**REQUIRED TASK:**
Filter the entries that follow, copying every line in which the word "Punched" appears.

Items listed in a dataset

○ ○ ○ ○

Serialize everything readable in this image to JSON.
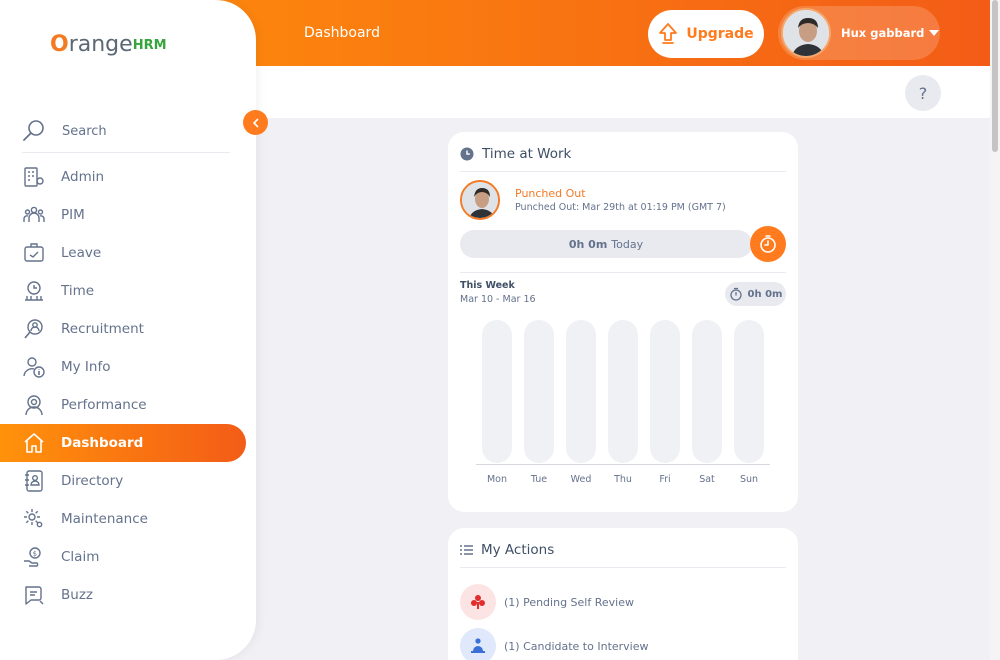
{
  "topbar": {
    "title": "Dashboard",
    "upgrade_label": "Upgrade",
    "user_name": "Hux gabbard"
  },
  "help": {
    "label": "?"
  },
  "sidebar": {
    "logo": {
      "o": "O",
      "range": "range",
      "hrm": "HRM"
    },
    "search_label": "Search",
    "items": [
      {
        "label": "Admin",
        "icon": "admin-icon"
      },
      {
        "label": "PIM",
        "icon": "pim-icon"
      },
      {
        "label": "Leave",
        "icon": "leave-icon"
      },
      {
        "label": "Time",
        "icon": "time-icon"
      },
      {
        "label": "Recruitment",
        "icon": "recruitment-icon"
      },
      {
        "label": "My Info",
        "icon": "my-info-icon"
      },
      {
        "label": "Performance",
        "icon": "performance-icon"
      },
      {
        "label": "Dashboard",
        "icon": "home-icon",
        "active": true
      },
      {
        "label": "Directory",
        "icon": "directory-icon"
      },
      {
        "label": "Maintenance",
        "icon": "maintenance-icon"
      },
      {
        "label": "Claim",
        "icon": "claim-icon"
      },
      {
        "label": "Buzz",
        "icon": "buzz-icon"
      }
    ]
  },
  "time_at_work": {
    "title": "Time at Work",
    "status": "Punched Out",
    "detail": "Punched Out: Mar 29th at 01:19 PM (GMT 7)",
    "today_hours": "0h 0m",
    "today_label": "Today",
    "week_label": "This Week",
    "week_range": "Mar 10 - Mar 16",
    "week_total": "0h 0m",
    "days": [
      "Mon",
      "Tue",
      "Wed",
      "Thu",
      "Fri",
      "Sat",
      "Sun"
    ]
  },
  "my_actions": {
    "title": "My Actions",
    "items": [
      {
        "label": "(1) Pending Self Review",
        "color": "#fde4e4",
        "icon_color": "#e12d2d"
      },
      {
        "label": "(1) Candidate to Interview",
        "color": "#e0e8fb",
        "icon_color": "#3a6fd8"
      }
    ]
  },
  "colors": {
    "accent": "#ff7b1d",
    "accent_dark": "#f35c17",
    "text": "#64728c"
  }
}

○ ○ ○ ○

**REPLY:**
    "status": "Punched Out",
    "detail": "Punched Out: Mar 29th at 01:19 PM (GMT 7)",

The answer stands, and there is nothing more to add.